(Data entries)
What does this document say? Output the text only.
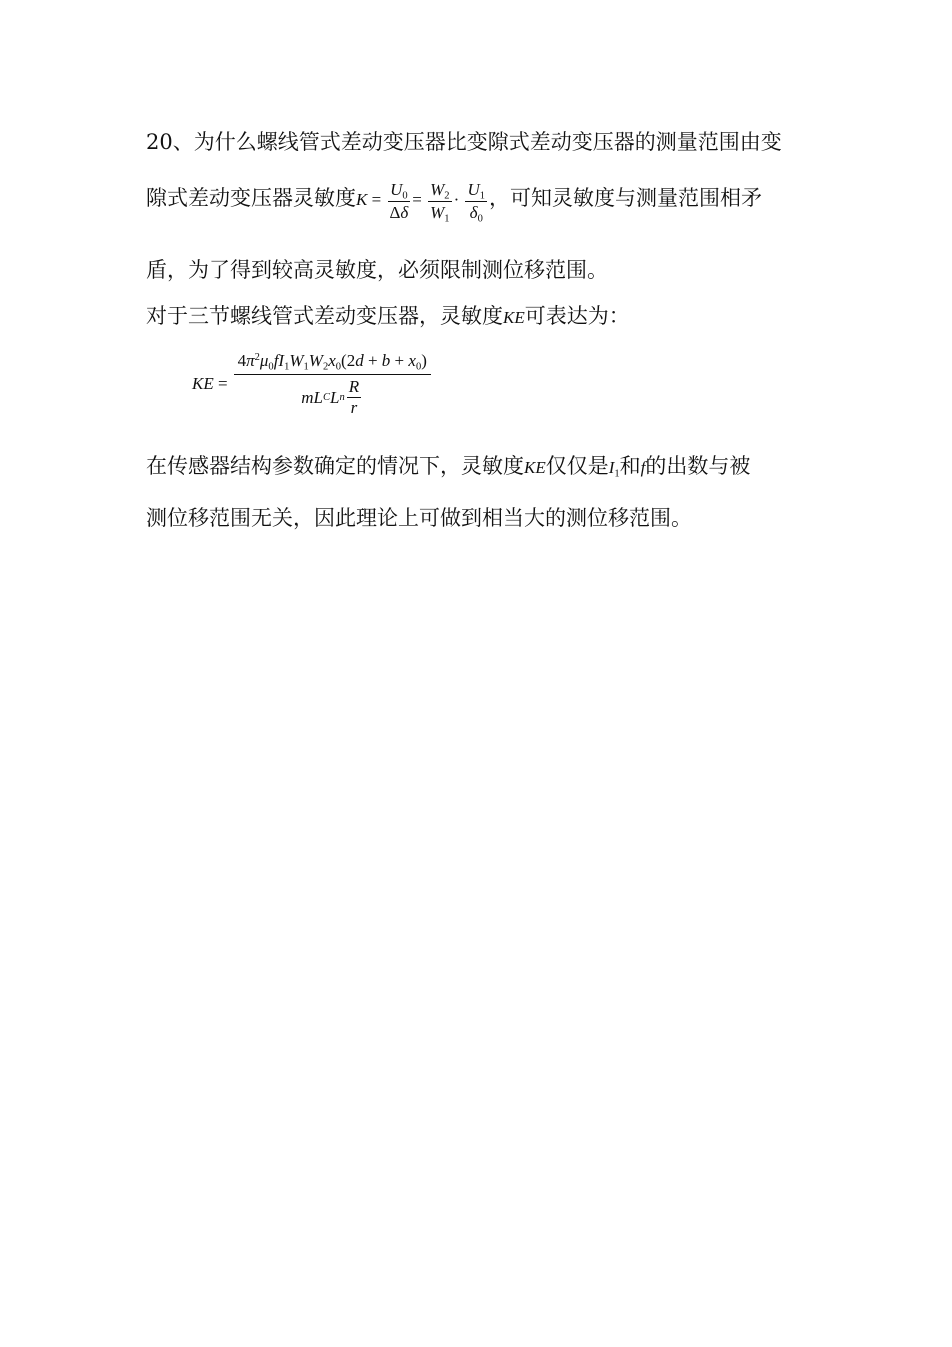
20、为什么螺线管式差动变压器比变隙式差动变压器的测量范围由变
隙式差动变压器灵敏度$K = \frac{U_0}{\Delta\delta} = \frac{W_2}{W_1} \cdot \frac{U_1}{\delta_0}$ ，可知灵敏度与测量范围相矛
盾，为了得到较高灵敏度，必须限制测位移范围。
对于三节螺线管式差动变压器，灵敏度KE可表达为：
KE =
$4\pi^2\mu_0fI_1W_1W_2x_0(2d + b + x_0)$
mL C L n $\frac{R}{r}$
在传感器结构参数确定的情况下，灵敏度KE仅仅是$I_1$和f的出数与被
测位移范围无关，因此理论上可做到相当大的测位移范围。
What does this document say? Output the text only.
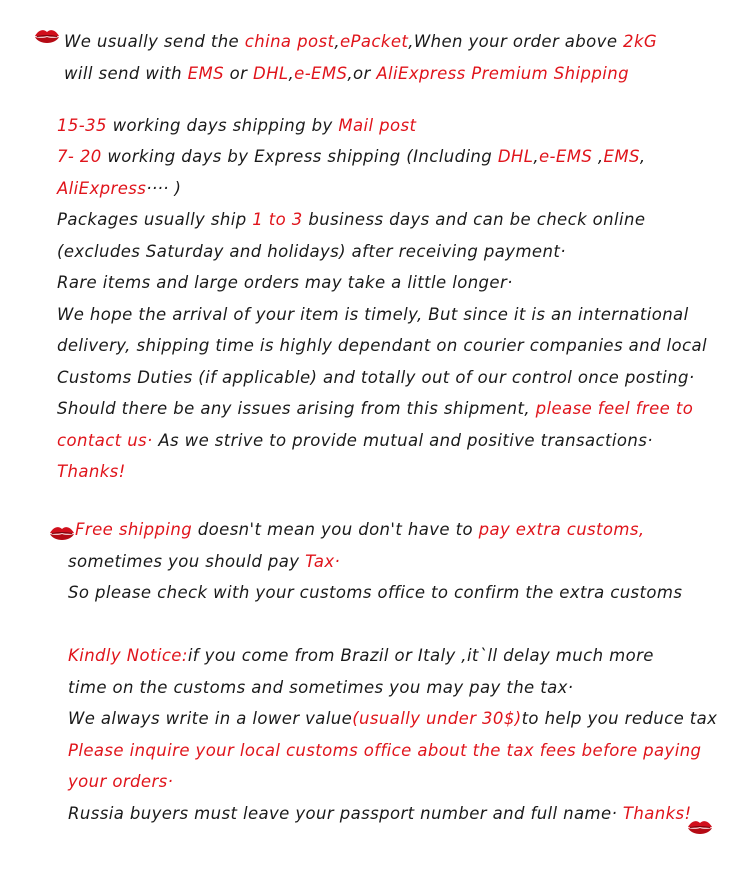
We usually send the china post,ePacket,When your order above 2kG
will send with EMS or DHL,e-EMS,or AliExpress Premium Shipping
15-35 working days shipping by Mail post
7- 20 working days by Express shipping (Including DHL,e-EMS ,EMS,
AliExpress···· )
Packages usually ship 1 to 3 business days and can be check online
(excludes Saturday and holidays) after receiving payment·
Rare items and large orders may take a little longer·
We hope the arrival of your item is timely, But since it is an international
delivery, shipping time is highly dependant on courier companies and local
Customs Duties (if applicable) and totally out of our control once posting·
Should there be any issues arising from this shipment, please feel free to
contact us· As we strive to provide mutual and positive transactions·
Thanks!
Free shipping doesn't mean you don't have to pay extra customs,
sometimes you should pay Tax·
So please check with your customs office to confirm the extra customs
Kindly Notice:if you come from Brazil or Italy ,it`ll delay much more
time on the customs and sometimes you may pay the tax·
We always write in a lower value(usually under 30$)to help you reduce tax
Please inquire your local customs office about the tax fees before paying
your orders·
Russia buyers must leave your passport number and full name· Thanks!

---

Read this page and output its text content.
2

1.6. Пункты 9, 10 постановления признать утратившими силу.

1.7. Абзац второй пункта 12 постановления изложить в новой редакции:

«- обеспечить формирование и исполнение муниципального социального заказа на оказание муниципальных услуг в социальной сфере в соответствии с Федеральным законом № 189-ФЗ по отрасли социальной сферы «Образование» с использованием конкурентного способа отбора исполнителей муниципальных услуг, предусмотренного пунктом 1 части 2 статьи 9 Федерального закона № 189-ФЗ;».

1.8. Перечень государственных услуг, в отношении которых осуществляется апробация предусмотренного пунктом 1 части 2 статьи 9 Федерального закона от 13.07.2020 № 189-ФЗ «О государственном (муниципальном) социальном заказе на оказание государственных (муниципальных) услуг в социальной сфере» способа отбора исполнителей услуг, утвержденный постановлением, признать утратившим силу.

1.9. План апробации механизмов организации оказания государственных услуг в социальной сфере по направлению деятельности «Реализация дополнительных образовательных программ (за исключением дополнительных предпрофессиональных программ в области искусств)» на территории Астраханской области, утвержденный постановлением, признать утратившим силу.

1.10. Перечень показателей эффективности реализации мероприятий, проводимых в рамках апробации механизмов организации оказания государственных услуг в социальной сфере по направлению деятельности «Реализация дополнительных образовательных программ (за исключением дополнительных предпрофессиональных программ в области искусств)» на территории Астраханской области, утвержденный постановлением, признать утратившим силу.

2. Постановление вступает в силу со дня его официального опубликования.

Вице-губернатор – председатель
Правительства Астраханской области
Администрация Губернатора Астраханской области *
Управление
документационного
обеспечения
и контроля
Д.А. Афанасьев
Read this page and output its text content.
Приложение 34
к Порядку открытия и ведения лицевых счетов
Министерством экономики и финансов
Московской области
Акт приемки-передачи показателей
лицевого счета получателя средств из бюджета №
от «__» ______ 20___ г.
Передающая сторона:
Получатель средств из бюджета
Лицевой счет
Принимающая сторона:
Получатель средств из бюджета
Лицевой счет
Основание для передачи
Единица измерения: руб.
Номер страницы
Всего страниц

Task description:
Lines that include the word "frac" are to be extracted from the data above.

Response to this task:
隙式差动变压器灵敏度$K = \frac{U_0}{\Delta\delta} = \frac{W_2}{W_1} \cdot \frac{U_1}{\delta_0}$ ，可知灵敏度与测量范围相矛
mL C L n $\frac{R}{r}$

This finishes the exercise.